*The input:*
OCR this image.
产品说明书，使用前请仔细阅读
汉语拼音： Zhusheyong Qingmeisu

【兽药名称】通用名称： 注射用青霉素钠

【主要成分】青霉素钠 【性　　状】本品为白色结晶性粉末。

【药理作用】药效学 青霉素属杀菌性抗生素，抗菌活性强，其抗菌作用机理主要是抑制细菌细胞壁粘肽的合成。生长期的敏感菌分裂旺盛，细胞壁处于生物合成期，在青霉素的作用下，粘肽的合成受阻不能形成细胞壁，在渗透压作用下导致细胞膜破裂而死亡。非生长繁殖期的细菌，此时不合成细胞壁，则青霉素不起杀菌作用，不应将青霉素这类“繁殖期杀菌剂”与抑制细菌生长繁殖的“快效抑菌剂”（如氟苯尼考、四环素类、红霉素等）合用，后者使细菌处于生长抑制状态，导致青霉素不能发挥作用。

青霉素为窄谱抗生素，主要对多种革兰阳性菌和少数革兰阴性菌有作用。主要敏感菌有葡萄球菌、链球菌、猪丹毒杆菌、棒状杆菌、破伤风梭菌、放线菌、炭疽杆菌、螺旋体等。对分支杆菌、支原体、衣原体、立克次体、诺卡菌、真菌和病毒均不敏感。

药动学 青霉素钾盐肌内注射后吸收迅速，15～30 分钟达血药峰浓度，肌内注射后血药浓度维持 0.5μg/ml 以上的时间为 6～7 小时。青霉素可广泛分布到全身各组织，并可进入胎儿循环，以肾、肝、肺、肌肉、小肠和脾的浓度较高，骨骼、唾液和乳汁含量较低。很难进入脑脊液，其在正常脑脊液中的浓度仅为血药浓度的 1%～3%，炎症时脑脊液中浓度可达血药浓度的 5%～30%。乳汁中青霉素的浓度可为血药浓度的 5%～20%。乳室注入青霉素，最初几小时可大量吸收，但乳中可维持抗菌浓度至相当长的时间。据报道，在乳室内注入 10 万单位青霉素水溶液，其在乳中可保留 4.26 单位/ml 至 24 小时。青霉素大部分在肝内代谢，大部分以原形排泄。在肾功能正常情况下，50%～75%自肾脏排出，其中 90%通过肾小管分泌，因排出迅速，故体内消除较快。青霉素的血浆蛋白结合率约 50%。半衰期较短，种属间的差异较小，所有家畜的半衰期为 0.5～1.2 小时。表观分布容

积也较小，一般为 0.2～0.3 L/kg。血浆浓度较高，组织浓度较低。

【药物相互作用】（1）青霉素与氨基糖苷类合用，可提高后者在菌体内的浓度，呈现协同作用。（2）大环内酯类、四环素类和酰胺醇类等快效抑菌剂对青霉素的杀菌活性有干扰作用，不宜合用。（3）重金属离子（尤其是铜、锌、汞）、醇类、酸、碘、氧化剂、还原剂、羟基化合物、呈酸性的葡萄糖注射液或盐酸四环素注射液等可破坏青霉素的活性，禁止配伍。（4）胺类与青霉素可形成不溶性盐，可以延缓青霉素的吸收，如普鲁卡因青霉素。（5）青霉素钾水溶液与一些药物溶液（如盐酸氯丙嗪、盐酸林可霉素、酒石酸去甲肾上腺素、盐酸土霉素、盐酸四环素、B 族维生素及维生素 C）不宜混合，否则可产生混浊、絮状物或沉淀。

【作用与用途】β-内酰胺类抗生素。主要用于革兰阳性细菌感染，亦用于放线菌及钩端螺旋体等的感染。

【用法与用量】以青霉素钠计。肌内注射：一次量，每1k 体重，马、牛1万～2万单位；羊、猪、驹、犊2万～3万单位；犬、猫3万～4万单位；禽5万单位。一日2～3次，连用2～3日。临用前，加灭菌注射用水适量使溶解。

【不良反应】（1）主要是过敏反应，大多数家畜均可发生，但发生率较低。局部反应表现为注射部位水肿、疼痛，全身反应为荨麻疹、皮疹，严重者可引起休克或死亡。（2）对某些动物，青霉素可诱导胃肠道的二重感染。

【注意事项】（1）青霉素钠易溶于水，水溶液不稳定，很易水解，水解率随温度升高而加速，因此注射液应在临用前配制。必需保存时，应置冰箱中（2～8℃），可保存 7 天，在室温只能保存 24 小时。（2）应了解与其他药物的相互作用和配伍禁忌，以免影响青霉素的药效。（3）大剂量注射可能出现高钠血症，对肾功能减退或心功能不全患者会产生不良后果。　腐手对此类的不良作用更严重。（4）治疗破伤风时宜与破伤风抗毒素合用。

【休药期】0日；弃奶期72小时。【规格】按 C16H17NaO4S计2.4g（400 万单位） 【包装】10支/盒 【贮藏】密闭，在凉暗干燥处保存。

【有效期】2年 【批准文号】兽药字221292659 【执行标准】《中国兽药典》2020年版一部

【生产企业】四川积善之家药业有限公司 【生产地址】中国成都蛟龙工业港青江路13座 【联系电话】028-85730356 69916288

*Requirements:*
Repeat the data above, word for word.

*Output of the exercise:*
OCR this image.
产品说明书，使用前请仔细阅读
汉语拼音： Zhusheyong Qingmeisu

【兽药名称】通用名称： 注射用青霉素钠

【主要成分】青霉素钠 【性　　状】本品为白色结晶性粉末。

【药理作用】药效学 青霉素属杀菌性抗生素，抗菌活性强，其抗菌作用机理主要是抑制细菌细胞壁粘肽的合成。生长期的敏感菌分裂旺盛，细胞壁处于生物合成期，在青霉素的作用下，粘肽的合成受阻不能形成细胞壁，在渗透压作用下导致细胞膜破裂而死亡。非生长繁殖期的细菌，此时不合成细胞壁，则青霉素不起杀菌作用，不应将青霉素这类“繁殖期杀菌剂”与抑制细菌生长繁殖的“快效抑菌剂”（如氟苯尼考、四环素类、红霉素等）合用，后者使细菌处于生长抑制状态，导致青霉素不能发挥作用。

青霉素为窄谱抗生素，主要对多种革兰阳性菌和少数革兰阴性菌有作用。主要敏感菌有葡萄球菌、链球菌、猪丹毒杆菌、棒状杆菌、破伤风梭菌、放线菌、炭疽杆菌、螺旋体等。对分支杆菌、支原体、衣原体、立克次体、诺卡菌、真菌和病毒均不敏感。

药动学 青霉素钾盐肌内注射后吸收迅速，15～30 分钟达血药峰浓度，肌内注射后血药浓度维持 0.5μg/ml 以上的时间为 6～7 小时。青霉素可广泛分布到全身各组织，并可进入胎儿循环，以肾、肝、肺、肌肉、小肠和脾的浓度较高，骨骼、唾液和乳汁含量较低。很难进入脑脊液，其在正常脑脊液中的浓度仅为血药浓度的 1%～3%，炎症时脑脊液中浓度可达血药浓度的 5%～30%。乳汁中青霉素的浓度可为血药浓度的 5%～20%。乳室注入青霉素，最初几小时可大量吸收，但乳中可维持抗菌浓度至相当长的时间。据报道，在乳室内注入 10 万单位青霉素水溶液，其在乳中可保留 4.26 单位/ml 至 24 小时。青霉素大部分在肝内代谢，大部分以原形排泄。在肾功能正常情况下，50%～75%自肾脏排出，其中 90%通过肾小管分泌，因排出迅速，故体内消除较快。青霉素的血浆蛋白结合率约 50%。半衰期较短，种属间的差异较小，所有家畜的半衰期为 0.5～1.2 小时。表观分布容

积也较小，一般为 0.2～0.3 L/kg。血浆浓度较高，组织浓度较低。

【药物相互作用】（1）青霉素与氨基糖苷类合用，可提高后者在菌体内的浓度，呈现协同作用。（2）大环内酯类、四环素类和酰胺醇类等快效抑菌剂对青霉素的杀菌活性有干扰作用，不宜合用。（3）重金属离子（尤其是铜、锌、汞）、醇类、酸、碘、氧化剂、还原剂、羟基化合物、呈酸性的葡萄糖注射液或盐酸四环素注射液等可破坏青霉素的活性，禁止配伍。（4）胺类与青霉素可形成不溶性盐，可以延缓青霉素的吸收，如普鲁卡因青霉素。（5）青霉素钾水溶液与一些药物溶液（如盐酸氯丙嗪、盐酸林可霉素、酒石酸去甲肾上腺素、盐酸土霉素、盐酸四环素、B 族维生素及维生素 C）不宜混合，否则可产生混浊、絮状物或沉淀。

【作用与用途】β-内酰胺类抗生素。主要用于革兰阳性细菌感染，亦用于放线菌及钩端螺旋体等的感染。

【用法与用量】以青霉素钠计。肌内注射：一次量，每1k 体重，马、牛1万～2万单位；羊、猪、驹、犊2万～3万单位；犬、猫3万～4万单位；禽5万单位。一日2～3次，连用2～3日。临用前，加灭菌注射用水适量使溶解。

【不良反应】（1）主要是过敏反应，大多数家畜均可发生，但发生率较低。局部反应表现为注射部位水肿、疼痛，全身反应为荨麻疹、皮疹，严重者可引起休克或死亡。（2）对某些动物，青霉素可诱导胃肠道的二重感染。

【注意事项】（1）青霉素钠易溶于水，水溶液不稳定，很易水解，水解率随温度升高而加速，因此注射液应在临用前配制。必需保存时，应置冰箱中（2～8℃），可保存 7 天，在室温只能保存 24 小时。（2）应了解与其他药物的相互作用和配伍禁忌，以免影响青霉素的药效。（3）大剂量注射可能出现高钠血症，对肾功能减退或心功能不全患者会产生不良后果。　腐手对此类的不良作用更严重。（4）治疗破伤风时宜与破伤风抗毒素合用。

【休药期】0日；弃奶期72小时。【规格】按 C16H17NaO4S计2.4g（400 万单位） 【包装】10支/盒 【贮藏】密闭，在凉暗干燥处保存。

【有效期】2年 【批准文号】兽药字221292659 【执行标准】《中国兽药典》2020年版一部

【生产企业】四川积善之家药业有限公司 【生产地址】中国成都蛟龙工业港青江路13座 【联系电话】028-85730356 69916288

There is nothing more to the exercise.